*Brief*
Consider the records below. How many of their lines include the word "this"? State the number and nothing else.

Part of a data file
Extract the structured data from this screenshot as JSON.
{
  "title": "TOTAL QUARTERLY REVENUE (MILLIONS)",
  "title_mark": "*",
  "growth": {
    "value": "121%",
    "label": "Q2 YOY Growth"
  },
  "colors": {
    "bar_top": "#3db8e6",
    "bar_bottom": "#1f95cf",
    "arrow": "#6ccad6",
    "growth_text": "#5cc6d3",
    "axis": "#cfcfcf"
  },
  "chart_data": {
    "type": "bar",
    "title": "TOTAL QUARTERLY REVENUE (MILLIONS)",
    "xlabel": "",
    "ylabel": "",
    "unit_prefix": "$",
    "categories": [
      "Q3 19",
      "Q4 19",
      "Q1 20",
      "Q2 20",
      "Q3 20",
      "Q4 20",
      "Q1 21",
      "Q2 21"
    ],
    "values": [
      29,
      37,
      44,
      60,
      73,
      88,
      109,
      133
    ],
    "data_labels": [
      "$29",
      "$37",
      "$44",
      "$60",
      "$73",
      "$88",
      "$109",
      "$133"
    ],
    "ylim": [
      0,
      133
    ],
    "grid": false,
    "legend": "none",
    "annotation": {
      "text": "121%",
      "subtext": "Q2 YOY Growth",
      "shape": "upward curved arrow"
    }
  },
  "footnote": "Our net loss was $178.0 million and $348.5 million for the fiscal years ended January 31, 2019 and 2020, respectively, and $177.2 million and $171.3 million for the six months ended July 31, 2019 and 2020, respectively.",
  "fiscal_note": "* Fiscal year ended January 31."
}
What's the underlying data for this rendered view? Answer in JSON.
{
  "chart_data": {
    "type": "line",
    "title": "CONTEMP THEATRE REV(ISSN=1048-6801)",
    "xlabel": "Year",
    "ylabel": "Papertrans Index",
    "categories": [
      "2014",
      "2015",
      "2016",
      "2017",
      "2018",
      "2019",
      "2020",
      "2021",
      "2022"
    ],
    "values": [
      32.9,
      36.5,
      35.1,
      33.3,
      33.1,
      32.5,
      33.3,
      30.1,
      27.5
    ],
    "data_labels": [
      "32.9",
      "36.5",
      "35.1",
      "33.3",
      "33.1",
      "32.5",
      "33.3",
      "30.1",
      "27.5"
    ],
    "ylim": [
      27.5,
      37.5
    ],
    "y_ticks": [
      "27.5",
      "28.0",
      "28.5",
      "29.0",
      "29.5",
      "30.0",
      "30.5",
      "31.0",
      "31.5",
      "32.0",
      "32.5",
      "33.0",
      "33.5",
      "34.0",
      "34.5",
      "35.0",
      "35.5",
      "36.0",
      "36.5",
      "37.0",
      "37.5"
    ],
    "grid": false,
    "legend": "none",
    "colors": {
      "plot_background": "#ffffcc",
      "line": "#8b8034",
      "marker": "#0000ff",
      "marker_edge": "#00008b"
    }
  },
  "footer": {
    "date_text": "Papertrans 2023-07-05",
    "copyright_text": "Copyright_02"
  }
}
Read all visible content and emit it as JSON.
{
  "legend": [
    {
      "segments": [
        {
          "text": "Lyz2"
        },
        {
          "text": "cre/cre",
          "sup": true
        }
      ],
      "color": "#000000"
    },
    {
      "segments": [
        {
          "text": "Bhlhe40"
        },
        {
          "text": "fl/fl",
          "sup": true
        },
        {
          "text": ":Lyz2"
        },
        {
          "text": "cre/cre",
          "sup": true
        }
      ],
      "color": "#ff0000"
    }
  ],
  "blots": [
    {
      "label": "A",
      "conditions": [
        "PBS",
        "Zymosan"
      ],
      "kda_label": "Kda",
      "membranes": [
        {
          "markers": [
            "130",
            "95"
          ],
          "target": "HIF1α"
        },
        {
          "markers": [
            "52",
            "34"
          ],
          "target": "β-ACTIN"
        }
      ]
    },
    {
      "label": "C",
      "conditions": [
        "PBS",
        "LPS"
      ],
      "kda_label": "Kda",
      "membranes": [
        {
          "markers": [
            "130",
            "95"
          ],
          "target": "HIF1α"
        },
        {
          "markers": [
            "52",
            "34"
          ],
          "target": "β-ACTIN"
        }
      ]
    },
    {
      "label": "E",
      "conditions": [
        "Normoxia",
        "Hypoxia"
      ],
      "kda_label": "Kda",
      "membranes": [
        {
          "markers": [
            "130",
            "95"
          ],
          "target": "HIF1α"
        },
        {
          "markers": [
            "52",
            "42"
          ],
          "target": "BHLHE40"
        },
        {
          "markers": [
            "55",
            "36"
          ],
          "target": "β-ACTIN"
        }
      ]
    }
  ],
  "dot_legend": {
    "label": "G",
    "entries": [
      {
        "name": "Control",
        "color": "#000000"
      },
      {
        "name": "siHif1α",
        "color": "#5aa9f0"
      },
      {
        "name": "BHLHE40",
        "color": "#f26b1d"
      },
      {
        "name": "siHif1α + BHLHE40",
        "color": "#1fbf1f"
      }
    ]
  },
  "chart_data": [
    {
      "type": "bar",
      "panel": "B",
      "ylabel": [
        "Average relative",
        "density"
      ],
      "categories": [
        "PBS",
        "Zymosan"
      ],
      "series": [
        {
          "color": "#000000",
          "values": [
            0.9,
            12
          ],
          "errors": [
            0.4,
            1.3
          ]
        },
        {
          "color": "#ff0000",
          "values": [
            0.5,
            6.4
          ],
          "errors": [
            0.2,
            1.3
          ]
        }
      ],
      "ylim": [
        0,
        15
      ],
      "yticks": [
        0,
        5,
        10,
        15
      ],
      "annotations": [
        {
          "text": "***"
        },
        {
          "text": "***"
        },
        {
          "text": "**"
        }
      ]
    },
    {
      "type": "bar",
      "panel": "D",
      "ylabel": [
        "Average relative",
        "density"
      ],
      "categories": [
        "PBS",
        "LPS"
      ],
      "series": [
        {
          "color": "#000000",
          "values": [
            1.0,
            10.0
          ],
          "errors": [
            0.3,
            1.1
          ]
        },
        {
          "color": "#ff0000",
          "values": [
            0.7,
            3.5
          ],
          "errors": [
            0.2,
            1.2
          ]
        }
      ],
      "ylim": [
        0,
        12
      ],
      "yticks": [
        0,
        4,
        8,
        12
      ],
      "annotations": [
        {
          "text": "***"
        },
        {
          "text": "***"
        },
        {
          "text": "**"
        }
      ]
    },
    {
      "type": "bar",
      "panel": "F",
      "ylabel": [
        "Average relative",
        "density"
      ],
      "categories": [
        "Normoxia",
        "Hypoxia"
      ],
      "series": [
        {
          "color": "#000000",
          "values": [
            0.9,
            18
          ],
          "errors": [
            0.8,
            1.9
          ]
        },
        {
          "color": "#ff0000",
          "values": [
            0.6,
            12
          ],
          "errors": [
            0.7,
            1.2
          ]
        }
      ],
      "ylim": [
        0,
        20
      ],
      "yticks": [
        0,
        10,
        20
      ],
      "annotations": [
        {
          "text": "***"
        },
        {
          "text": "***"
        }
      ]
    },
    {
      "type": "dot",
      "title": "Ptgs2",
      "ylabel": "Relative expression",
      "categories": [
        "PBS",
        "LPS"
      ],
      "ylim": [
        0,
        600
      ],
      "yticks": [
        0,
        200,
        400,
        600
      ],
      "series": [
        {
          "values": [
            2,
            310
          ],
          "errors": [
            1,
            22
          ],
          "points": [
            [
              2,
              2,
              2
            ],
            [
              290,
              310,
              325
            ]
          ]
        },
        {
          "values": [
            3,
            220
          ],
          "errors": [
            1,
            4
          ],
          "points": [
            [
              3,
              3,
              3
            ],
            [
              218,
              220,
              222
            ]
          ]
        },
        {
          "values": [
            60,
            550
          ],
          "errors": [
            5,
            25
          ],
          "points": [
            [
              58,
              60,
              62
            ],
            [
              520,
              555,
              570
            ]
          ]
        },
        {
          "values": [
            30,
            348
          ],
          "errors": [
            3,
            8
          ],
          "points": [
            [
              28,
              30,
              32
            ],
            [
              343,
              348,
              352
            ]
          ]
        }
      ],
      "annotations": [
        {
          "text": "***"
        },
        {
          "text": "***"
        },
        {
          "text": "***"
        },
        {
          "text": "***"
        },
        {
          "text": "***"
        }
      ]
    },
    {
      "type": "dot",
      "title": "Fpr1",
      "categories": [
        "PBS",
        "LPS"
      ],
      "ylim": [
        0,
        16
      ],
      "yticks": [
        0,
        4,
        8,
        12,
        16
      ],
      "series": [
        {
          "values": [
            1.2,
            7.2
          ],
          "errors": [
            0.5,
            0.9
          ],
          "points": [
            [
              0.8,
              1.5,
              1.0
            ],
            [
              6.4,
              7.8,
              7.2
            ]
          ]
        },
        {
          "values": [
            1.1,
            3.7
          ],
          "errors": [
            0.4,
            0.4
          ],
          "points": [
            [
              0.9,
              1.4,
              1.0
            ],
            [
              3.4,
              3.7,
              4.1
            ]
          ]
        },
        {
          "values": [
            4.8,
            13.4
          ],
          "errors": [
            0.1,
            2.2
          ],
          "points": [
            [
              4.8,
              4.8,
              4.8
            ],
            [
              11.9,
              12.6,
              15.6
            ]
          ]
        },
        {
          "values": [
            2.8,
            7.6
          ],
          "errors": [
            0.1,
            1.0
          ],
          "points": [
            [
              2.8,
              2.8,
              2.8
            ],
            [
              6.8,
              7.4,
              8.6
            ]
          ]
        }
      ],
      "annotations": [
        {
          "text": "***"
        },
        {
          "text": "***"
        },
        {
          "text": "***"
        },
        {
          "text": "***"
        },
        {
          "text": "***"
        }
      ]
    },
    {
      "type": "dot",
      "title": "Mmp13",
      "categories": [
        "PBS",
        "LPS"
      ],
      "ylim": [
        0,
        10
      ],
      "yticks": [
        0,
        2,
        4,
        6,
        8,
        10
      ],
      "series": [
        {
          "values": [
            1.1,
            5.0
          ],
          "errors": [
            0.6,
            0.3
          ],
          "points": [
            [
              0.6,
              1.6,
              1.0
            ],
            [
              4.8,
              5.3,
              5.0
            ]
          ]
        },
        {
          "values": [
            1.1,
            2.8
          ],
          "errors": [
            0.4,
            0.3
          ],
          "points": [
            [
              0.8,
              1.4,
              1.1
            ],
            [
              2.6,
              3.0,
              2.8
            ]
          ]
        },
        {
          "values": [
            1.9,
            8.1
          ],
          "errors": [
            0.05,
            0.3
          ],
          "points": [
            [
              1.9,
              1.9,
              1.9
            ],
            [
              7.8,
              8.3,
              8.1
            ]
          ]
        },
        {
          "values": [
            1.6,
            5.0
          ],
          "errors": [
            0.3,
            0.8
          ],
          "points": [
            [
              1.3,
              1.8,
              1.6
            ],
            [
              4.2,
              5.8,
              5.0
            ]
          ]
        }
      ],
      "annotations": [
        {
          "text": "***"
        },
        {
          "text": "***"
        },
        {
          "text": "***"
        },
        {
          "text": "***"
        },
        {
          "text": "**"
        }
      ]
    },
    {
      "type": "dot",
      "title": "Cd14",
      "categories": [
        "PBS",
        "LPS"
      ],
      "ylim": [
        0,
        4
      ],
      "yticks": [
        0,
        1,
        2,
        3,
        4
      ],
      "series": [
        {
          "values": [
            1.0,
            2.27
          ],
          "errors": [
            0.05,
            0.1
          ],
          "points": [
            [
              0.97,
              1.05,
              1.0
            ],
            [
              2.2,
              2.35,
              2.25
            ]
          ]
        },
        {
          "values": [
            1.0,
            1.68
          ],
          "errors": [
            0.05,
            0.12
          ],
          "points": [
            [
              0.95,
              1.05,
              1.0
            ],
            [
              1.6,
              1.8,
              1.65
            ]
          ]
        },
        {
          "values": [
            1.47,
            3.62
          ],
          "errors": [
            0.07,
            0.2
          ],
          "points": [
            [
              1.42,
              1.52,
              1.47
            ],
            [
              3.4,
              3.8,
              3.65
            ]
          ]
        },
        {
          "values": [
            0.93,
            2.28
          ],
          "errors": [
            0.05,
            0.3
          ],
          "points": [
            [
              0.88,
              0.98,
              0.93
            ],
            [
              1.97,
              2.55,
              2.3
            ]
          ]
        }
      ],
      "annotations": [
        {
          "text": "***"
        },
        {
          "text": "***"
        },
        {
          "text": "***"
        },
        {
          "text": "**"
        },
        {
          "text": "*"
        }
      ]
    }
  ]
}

*Expected answer*
2